#### DATA ENTRIES:
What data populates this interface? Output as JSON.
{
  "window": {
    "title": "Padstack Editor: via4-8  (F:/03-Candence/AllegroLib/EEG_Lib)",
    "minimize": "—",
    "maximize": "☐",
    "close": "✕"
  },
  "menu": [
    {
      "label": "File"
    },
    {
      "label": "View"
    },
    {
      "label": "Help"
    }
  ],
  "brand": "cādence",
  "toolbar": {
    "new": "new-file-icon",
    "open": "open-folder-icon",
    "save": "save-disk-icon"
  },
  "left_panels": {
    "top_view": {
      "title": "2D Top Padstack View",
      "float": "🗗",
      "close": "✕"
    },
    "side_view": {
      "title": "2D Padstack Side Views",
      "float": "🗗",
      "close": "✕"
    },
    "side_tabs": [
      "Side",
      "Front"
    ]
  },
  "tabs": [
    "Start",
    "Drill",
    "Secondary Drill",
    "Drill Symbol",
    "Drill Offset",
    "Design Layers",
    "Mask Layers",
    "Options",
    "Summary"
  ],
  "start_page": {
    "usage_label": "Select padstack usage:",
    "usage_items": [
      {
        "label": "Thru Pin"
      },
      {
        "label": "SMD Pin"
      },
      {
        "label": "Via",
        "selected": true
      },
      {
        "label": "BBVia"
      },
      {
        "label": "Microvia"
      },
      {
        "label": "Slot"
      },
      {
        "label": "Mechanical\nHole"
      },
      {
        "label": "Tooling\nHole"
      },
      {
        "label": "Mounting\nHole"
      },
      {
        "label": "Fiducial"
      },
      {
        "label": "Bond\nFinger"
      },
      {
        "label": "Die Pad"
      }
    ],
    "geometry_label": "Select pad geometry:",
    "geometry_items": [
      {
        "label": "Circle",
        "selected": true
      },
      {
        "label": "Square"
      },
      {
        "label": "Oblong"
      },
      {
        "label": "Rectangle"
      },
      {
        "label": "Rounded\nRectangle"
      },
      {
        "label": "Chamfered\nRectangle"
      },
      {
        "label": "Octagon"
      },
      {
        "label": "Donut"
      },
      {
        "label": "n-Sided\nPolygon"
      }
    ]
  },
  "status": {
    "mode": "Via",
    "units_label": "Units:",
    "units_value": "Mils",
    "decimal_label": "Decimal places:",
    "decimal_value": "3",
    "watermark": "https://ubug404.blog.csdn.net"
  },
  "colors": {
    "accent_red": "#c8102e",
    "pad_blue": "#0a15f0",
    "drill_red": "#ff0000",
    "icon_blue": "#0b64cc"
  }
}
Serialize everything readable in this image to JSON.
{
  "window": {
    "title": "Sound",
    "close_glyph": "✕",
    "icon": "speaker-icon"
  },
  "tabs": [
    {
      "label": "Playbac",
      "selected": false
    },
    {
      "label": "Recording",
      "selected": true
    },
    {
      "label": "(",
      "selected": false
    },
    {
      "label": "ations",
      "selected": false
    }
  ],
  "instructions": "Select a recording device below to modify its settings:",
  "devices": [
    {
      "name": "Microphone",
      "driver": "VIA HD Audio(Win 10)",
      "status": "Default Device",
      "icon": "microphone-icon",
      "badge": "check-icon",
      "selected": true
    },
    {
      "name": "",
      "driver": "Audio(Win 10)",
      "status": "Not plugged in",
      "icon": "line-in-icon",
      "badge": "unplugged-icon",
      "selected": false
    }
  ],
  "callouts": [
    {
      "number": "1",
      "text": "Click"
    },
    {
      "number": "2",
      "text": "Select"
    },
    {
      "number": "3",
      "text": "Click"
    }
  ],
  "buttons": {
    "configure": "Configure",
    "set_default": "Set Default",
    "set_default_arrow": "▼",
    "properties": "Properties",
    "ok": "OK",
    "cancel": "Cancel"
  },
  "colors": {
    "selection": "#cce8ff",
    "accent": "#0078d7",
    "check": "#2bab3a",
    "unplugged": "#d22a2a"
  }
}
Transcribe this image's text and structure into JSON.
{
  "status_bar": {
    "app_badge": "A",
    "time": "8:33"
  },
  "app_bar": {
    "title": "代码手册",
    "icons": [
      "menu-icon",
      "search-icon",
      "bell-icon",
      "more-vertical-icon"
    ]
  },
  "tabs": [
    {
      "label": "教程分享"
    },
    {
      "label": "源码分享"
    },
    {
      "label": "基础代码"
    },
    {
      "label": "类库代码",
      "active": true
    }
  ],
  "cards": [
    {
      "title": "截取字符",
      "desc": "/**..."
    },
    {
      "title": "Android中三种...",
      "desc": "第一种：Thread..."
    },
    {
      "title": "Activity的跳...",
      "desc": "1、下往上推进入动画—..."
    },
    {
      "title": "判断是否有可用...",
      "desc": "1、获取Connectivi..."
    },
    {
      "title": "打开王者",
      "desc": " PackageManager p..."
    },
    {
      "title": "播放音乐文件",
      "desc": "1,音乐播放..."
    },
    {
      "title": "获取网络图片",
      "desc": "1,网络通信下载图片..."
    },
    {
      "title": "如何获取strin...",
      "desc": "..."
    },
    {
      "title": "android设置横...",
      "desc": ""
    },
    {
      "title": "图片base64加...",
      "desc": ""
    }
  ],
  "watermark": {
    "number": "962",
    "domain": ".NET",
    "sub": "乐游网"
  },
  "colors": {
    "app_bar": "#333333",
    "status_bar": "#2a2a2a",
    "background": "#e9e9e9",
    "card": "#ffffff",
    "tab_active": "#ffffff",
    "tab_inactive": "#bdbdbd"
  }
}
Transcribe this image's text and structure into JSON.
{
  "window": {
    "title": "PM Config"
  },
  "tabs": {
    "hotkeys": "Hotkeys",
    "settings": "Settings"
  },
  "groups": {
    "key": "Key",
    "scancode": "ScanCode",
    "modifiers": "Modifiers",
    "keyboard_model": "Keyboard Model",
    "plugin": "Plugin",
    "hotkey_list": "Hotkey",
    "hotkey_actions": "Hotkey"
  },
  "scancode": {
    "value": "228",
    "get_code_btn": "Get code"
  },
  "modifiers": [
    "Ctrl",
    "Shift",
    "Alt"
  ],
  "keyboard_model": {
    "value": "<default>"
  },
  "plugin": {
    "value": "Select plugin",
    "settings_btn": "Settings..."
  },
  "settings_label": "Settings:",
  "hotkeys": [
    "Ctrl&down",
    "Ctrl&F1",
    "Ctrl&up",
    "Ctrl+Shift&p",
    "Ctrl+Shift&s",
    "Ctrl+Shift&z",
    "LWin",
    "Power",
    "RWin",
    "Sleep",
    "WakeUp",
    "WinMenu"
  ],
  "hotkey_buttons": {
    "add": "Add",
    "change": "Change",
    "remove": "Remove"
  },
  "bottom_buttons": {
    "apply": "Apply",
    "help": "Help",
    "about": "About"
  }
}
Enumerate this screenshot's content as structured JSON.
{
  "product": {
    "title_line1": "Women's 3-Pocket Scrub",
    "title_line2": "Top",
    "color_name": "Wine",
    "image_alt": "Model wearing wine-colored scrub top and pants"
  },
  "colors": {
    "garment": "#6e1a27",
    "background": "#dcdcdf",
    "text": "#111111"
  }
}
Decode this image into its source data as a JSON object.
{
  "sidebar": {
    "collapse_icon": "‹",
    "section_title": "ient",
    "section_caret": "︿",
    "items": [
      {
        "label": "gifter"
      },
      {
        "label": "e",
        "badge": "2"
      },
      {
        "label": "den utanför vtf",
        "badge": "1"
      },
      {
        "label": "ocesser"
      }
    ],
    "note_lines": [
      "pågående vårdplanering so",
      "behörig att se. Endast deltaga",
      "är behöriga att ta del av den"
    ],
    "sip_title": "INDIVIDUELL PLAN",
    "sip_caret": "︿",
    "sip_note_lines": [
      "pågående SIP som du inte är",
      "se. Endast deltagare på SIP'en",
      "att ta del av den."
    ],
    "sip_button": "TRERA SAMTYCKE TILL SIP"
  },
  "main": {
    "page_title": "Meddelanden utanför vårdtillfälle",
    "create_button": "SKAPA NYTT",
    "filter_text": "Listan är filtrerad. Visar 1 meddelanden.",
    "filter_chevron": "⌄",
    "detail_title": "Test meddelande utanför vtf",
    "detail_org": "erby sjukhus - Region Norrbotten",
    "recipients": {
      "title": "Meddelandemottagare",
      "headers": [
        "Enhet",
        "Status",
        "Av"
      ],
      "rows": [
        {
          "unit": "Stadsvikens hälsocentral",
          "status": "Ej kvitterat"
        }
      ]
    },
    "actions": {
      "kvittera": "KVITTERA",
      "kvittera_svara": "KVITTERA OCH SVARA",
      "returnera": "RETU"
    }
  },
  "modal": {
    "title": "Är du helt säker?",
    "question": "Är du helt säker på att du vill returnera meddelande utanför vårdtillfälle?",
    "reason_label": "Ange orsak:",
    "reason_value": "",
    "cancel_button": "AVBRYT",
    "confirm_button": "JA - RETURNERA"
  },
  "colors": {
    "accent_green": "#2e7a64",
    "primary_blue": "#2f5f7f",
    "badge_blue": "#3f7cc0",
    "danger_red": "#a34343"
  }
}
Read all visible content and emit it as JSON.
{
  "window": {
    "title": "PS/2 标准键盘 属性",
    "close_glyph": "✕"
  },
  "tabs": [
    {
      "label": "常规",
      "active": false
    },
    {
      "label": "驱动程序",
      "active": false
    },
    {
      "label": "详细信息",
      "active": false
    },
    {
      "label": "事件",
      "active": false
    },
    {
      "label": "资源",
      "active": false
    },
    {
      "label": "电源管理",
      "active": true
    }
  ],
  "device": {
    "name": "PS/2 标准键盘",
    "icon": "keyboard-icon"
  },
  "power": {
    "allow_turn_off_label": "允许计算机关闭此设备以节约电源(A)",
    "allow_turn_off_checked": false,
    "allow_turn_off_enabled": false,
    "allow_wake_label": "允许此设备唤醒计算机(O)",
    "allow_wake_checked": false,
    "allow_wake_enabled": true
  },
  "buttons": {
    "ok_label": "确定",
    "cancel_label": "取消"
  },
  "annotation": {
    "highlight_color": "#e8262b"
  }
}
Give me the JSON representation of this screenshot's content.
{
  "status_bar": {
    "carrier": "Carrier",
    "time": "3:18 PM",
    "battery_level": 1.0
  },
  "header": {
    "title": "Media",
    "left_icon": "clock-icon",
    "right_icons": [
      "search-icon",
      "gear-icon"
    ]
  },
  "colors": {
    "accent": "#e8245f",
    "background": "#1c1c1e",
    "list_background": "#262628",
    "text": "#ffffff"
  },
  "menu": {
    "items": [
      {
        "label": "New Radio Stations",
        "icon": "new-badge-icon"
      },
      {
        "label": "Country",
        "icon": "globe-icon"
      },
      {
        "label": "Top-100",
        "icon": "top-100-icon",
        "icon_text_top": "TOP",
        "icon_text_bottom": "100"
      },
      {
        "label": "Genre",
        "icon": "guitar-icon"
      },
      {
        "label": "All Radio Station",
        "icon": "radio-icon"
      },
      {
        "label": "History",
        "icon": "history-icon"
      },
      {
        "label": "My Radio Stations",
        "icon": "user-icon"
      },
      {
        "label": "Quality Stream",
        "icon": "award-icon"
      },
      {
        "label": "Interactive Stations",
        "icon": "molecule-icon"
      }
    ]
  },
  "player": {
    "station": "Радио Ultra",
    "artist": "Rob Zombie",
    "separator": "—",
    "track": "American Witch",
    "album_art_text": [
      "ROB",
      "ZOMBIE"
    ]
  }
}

#### WHAT TO DO:
Find the lines of the material that hold the word "desc" and report their count alone.

#### SOLUTION TO THIS TASK:
10